**Task material**
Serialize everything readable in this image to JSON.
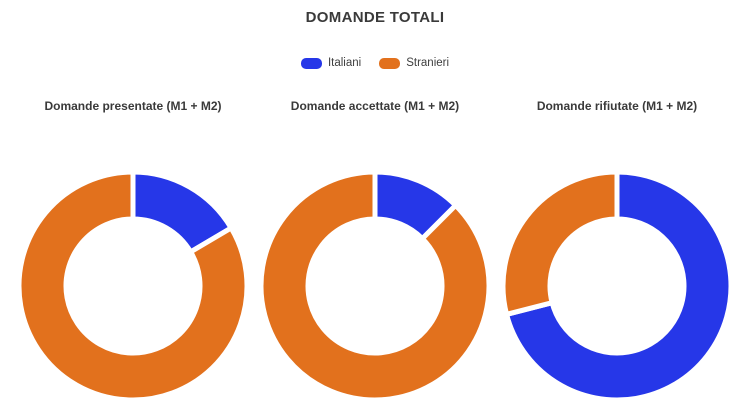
{
  "header": {
    "title": "DOMANDE TOTALI"
  },
  "legend": {
    "items": [
      {
        "label": "Italiani",
        "color": "#2637e8"
      },
      {
        "label": "Stranieri",
        "color": "#e2711d"
      }
    ]
  },
  "colors": {
    "italiani": "#2637e8",
    "stranieri": "#e2711d",
    "slice_border": "#ffffff",
    "title_text": "#3a3a3a",
    "legend_text": "#3f3f3f",
    "background": "#ffffff"
  },
  "chart_data": [
    {
      "type": "pie",
      "title": "Domande presentate (M1 + M2)",
      "labels": [
        "Italiani",
        "Stranieri"
      ],
      "values_pct": [
        16.5,
        83.5
      ],
      "colors": [
        "#2637e8",
        "#e2711d"
      ],
      "start_angle_deg": 0,
      "direction": "clockwise",
      "cutout_pct": 59,
      "legend_position": "top",
      "data_labels_shown": false
    },
    {
      "type": "pie",
      "title": "Domande accettate (M1 + M2)",
      "labels": [
        "Italiani",
        "Stranieri"
      ],
      "values_pct": [
        12.5,
        87.5
      ],
      "colors": [
        "#2637e8",
        "#e2711d"
      ],
      "start_angle_deg": 0,
      "direction": "clockwise",
      "cutout_pct": 59,
      "legend_position": "top",
      "data_labels_shown": false
    },
    {
      "type": "pie",
      "title": "Domande rifiutate (M1 + M2)",
      "labels": [
        "Italiani",
        "Stranieri"
      ],
      "values_pct": [
        71,
        29
      ],
      "colors": [
        "#2637e8",
        "#e2711d"
      ],
      "start_angle_deg": 0,
      "direction": "clockwise",
      "cutout_pct": 59,
      "legend_position": "top",
      "data_labels_shown": false
    }
  ]
}
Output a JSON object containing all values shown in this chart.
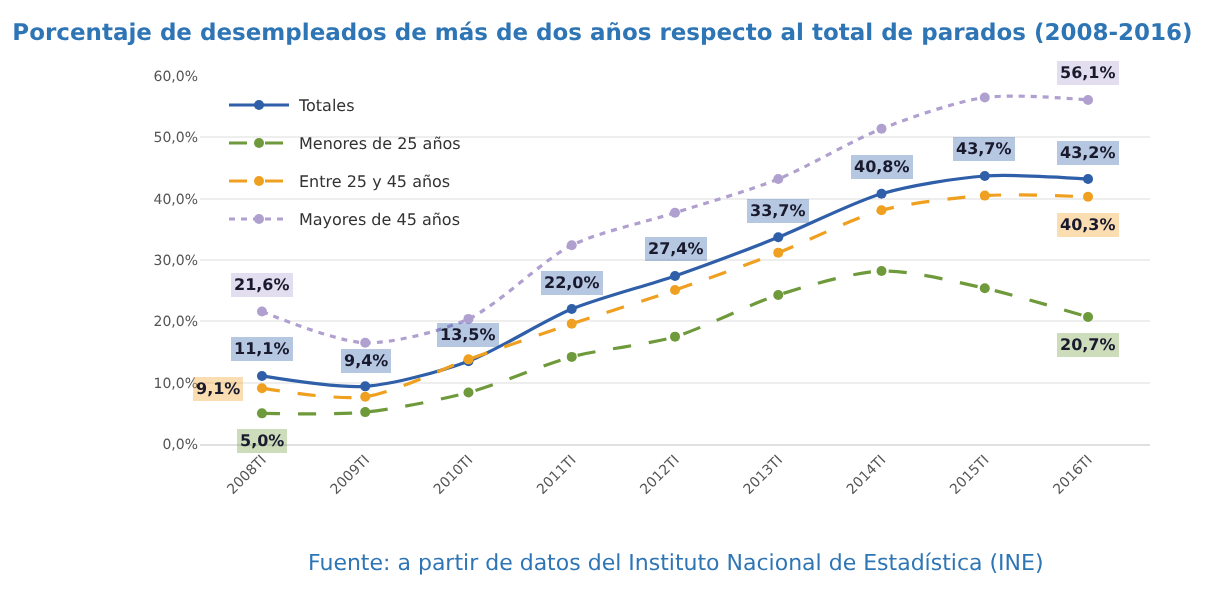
{
  "chart_data": {
    "type": "line",
    "title": "Porcentaje de desempleados de más de dos años respecto al total de parados (2008-2016)",
    "categories": [
      "2008TI",
      "2009TI",
      "2010TI",
      "2011TI",
      "2012TI",
      "2013TI",
      "2014TI",
      "2015TI",
      "2016TI"
    ],
    "series": [
      {
        "name": "Totales",
        "color": "#2e5fa8",
        "line_style": "solid",
        "values": [
          11.1,
          9.4,
          13.5,
          22.0,
          27.4,
          33.7,
          40.8,
          43.7,
          43.2
        ],
        "value_labels": [
          "11,1%",
          "9,4%",
          "13,5%",
          "22,0%",
          "27,4%",
          "33,7%",
          "40,8%",
          "43,7%",
          "43,2%"
        ]
      },
      {
        "name": "Menores de 25 años",
        "color": "#6f9a3c",
        "line_style": "dashed",
        "values": [
          5.0,
          5.2,
          8.4,
          14.2,
          17.5,
          24.3,
          28.2,
          25.4,
          20.7
        ],
        "value_labels": [
          "5,0%",
          null,
          null,
          null,
          null,
          null,
          null,
          null,
          "20,7%"
        ]
      },
      {
        "name": "Entre 25 y 45 años",
        "color": "#f0a020",
        "line_style": "dashed",
        "values": [
          9.1,
          7.7,
          13.8,
          19.6,
          25.1,
          31.2,
          38.1,
          40.5,
          40.3
        ],
        "value_labels": [
          "9,1%",
          null,
          null,
          null,
          null,
          null,
          null,
          null,
          "40,3%"
        ]
      },
      {
        "name": "Mayores de 45 años",
        "color": "#b0a0d0",
        "line_style": "dotted",
        "values": [
          21.6,
          16.5,
          20.4,
          32.4,
          37.7,
          43.2,
          51.4,
          56.5,
          56.1
        ],
        "value_labels": [
          "21,6%",
          null,
          null,
          null,
          null,
          null,
          null,
          null,
          "56,1%"
        ]
      }
    ],
    "ylim": [
      0,
      60
    ],
    "yticks": [
      {
        "value": 0,
        "label": "0,0%"
      },
      {
        "value": 10,
        "label": "10,0%"
      },
      {
        "value": 20,
        "label": "20,0%"
      },
      {
        "value": 30,
        "label": "30,0%"
      },
      {
        "value": 40,
        "label": "40,0%"
      },
      {
        "value": 50,
        "label": "50,0%"
      },
      {
        "value": 60,
        "label": "60,0%"
      }
    ],
    "grid": "y",
    "legend": "top left",
    "marker": "circle",
    "annotations": [
      "Fuente: a partir de datos del Instituto Nacional de Estadística (INE)"
    ]
  }
}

**Written task**
Exact duplication of all the records is required; pictures are omitted from the copy.

**Solution to this exercise**
Serialize everything readable in this image to JSON.
{
  "header": {
    "title": "DOMANDE TOTALI"
  },
  "legend": {
    "items": [
      {
        "label": "Italiani",
        "color": "#2637e8"
      },
      {
        "label": "Stranieri",
        "color": "#e2711d"
      }
    ]
  },
  "colors": {
    "italiani": "#2637e8",
    "stranieri": "#e2711d",
    "slice_border": "#ffffff",
    "title_text": "#3a3a3a",
    "legend_text": "#3f3f3f",
    "background": "#ffffff"
  },
  "chart_data": [
    {
      "type": "pie",
      "title": "Domande presentate (M1 + M2)",
      "labels": [
        "Italiani",
        "Stranieri"
      ],
      "values_pct": [
        16.5,
        83.5
      ],
      "colors": [
        "#2637e8",
        "#e2711d"
      ],
      "start_angle_deg": 0,
      "direction": "clockwise",
      "cutout_pct": 59,
      "legend_position": "top",
      "data_labels_shown": false
    },
    {
      "type": "pie",
      "title": "Domande accettate (M1 + M2)",
      "labels": [
        "Italiani",
        "Stranieri"
      ],
      "values_pct": [
        12.5,
        87.5
      ],
      "colors": [
        "#2637e8",
        "#e2711d"
      ],
      "start_angle_deg": 0,
      "direction": "clockwise",
      "cutout_pct": 59,
      "legend_position": "top",
      "data_labels_shown": false
    },
    {
      "type": "pie",
      "title": "Domande rifiutate (M1 + M2)",
      "labels": [
        "Italiani",
        "Stranieri"
      ],
      "values_pct": [
        71,
        29
      ],
      "colors": [
        "#2637e8",
        "#e2711d"
      ],
      "start_angle_deg": 0,
      "direction": "clockwise",
      "cutout_pct": 59,
      "legend_position": "top",
      "data_labels_shown": false
    }
  ]
}
Output a JSON object containing all values shown in this chart.
{
  "chart_data": {
    "type": "line",
    "title": "Porcentaje de desempleados de más de dos años respecto al total de parados (2008-2016)",
    "categories": [
      "2008TI",
      "2009TI",
      "2010TI",
      "2011TI",
      "2012TI",
      "2013TI",
      "2014TI",
      "2015TI",
      "2016TI"
    ],
    "series": [
      {
        "name": "Totales",
        "color": "#2e5fa8",
        "line_style": "solid",
        "values": [
          11.1,
          9.4,
          13.5,
          22.0,
          27.4,
          33.7,
          40.8,
          43.7,
          43.2
        ],
        "value_labels": [
          "11,1%",
          "9,4%",
          "13,5%",
          "22,0%",
          "27,4%",
          "33,7%",
          "40,8%",
          "43,7%",
          "43,2%"
        ]
      },
      {
        "name": "Menores de 25 años",
        "color": "#6f9a3c",
        "line_style": "dashed",
        "values": [
          5.0,
          5.2,
          8.4,
          14.2,
          17.5,
          24.3,
          28.2,
          25.4,
          20.7
        ],
        "value_labels": [
          "5,0%",
          null,
          null,
          null,
          null,
          null,
          null,
          null,
          "20,7%"
        ]
      },
      {
        "name": "Entre 25 y 45 años",
        "color": "#f0a020",
        "line_style": "dashed",
        "values": [
          9.1,
          7.7,
          13.8,
          19.6,
          25.1,
          31.2,
          38.1,
          40.5,
          40.3
        ],
        "value_labels": [
          "9,1%",
          null,
          null,
          null,
          null,
          null,
          null,
          null,
          "40,3%"
        ]
      },
      {
        "name": "Mayores de 45 años",
        "color": "#b0a0d0",
        "line_style": "dotted",
        "values": [
          21.6,
          16.5,
          20.4,
          32.4,
          37.7,
          43.2,
          51.4,
          56.5,
          56.1
        ],
        "value_labels": [
          "21,6%",
          null,
          null,
          null,
          null,
          null,
          null,
          null,
          "56,1%"
        ]
      }
    ],
    "ylim": [
      0,
      60
    ],
    "yticks": [
      {
        "value": 0,
        "label": "0,0%"
      },
      {
        "value": 10,
        "label": "10,0%"
      },
      {
        "value": 20,
        "label": "20,0%"
      },
      {
        "value": 30,
        "label": "30,0%"
      },
      {
        "value": 40,
        "label": "40,0%"
      },
      {
        "value": 50,
        "label": "50,0%"
      },
      {
        "value": 60,
        "label": "60,0%"
      }
    ],
    "grid": "y",
    "legend": "top left",
    "marker": "circle",
    "annotations": [
      "Fuente: a partir de datos del Instituto Nacional de Estadística (INE)"
    ]
  }
}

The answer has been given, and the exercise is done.